■ Work to be completed
Copy out every record below with complete accuracy.

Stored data
------------------------------------------------------------------------

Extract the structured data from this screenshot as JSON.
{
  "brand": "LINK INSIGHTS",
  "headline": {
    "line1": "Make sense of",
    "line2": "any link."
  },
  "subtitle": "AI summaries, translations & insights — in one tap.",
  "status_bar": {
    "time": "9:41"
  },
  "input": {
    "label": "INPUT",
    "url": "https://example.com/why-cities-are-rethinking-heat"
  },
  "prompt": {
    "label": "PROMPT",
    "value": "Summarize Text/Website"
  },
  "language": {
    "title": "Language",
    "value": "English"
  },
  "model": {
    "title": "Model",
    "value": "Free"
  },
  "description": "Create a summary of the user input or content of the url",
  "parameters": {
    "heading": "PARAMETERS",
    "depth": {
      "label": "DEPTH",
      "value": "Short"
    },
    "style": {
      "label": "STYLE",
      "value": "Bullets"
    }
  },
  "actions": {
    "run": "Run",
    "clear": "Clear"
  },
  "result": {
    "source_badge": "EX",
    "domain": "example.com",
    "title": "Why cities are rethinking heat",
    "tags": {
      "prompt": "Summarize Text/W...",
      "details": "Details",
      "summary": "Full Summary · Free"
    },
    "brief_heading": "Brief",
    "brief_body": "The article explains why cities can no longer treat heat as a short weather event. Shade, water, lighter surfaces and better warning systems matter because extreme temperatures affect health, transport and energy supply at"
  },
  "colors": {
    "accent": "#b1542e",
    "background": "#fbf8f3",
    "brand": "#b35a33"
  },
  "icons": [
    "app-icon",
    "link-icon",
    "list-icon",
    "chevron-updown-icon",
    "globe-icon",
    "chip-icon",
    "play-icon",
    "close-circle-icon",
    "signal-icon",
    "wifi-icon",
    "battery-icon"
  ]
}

------------------------------------------------------------------------

■ Answer to this task
Extract the structured data from this screenshot as JSON.
{
  "brand": "LINK INSIGHTS",
  "headline": {
    "line1": "Make sense of",
    "line2": "any link."
  },
  "subtitle": "AI summaries, translations & insights — in one tap.",
  "status_bar": {
    "time": "9:41"
  },
  "input": {
    "label": "INPUT",
    "url": "https://example.com/why-cities-are-rethinking-heat"
  },
  "prompt": {
    "label": "PROMPT",
    "value": "Summarize Text/Website"
  },
  "language": {
    "title": "Language",
    "value": "English"
  },
  "model": {
    "title": "Model",
    "value": "Free"
  },
  "description": "Create a summary of the user input or content of the url",
  "parameters": {
    "heading": "PARAMETERS",
    "depth": {
      "label": "DEPTH",
      "value": "Short"
    },
    "style": {
      "label": "STYLE",
      "value": "Bullets"
    }
  },
  "actions": {
    "run": "Run",
    "clear": "Clear"
  },
  "result": {
    "source_badge": "EX",
    "domain": "example.com",
    "title": "Why cities are rethinking heat",
    "tags": {
      "prompt": "Summarize Text/W...",
      "details": "Details",
      "summary": "Full Summary · Free"
    },
    "brief_heading": "Brief",
    "brief_body": "The article explains why cities can no longer treat heat as a short weather event. Shade, water, lighter surfaces and better warning systems matter because extreme temperatures affect health, transport and energy supply at"
  },
  "colors": {
    "accent": "#b1542e",
    "background": "#fbf8f3",
    "brand": "#b35a33"
  },
  "icons": [
    "app-icon",
    "link-icon",
    "list-icon",
    "chevron-updown-icon",
    "globe-icon",
    "chip-icon",
    "play-icon",
    "close-circle-icon",
    "signal-icon",
    "wifi-icon",
    "battery-icon"
  ]
}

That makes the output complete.